▸ **Set exercise**
Repeat every entry in the listing below, exactly.

▸ **Records supplied**

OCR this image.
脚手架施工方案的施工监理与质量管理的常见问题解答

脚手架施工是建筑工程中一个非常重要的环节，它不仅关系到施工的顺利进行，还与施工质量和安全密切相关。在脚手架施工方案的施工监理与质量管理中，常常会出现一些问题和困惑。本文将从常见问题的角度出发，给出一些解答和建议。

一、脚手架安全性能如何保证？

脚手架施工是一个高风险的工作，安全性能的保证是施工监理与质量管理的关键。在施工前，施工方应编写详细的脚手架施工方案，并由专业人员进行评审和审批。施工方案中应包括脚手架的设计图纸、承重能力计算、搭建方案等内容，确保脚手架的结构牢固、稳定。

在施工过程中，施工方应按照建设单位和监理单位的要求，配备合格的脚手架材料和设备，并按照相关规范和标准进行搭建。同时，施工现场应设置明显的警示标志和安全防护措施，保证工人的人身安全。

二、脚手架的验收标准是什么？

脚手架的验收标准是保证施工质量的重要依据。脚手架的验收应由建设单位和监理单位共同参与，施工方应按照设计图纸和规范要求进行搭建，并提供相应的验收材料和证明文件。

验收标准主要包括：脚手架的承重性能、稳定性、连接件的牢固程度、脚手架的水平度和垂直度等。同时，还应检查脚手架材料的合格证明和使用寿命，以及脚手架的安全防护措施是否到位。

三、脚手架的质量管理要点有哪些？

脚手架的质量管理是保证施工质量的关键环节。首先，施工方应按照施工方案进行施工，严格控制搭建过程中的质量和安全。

▸ **Reply to the task**
OCR this image.
脚手架施工方案的施工监理与质量管理的常见问题解答

脚手架施工是建筑工程中一个非常重要的环节，它不仅关系到施工的顺利进行，还与施工质量和安全密切相关。在脚手架施工方案的施工监理与质量管理中，常常会出现一些问题和困惑。本文将从常见问题的角度出发，给出一些解答和建议。

一、脚手架安全性能如何保证？

脚手架施工是一个高风险的工作，安全性能的保证是施工监理与质量管理的关键。在施工前，施工方应编写详细的脚手架施工方案，并由专业人员进行评审和审批。施工方案中应包括脚手架的设计图纸、承重能力计算、搭建方案等内容，确保脚手架的结构牢固、稳定。

在施工过程中，施工方应按照建设单位和监理单位的要求，配备合格的脚手架材料和设备，并按照相关规范和标准进行搭建。同时，施工现场应设置明显的警示标志和安全防护措施，保证工人的人身安全。

二、脚手架的验收标准是什么？

脚手架的验收标准是保证施工质量的重要依据。脚手架的验收应由建设单位和监理单位共同参与，施工方应按照设计图纸和规范要求进行搭建，并提供相应的验收材料和证明文件。

验收标准主要包括：脚手架的承重性能、稳定性、连接件的牢固程度、脚手架的水平度和垂直度等。同时，还应检查脚手架材料的合格证明和使用寿命，以及脚手架的安全防护措施是否到位。

三、脚手架的质量管理要点有哪些？

脚手架的质量管理是保证施工质量的关键环节。首先，施工方应按照施工方案进行施工，严格控制搭建过程中的质量和安全。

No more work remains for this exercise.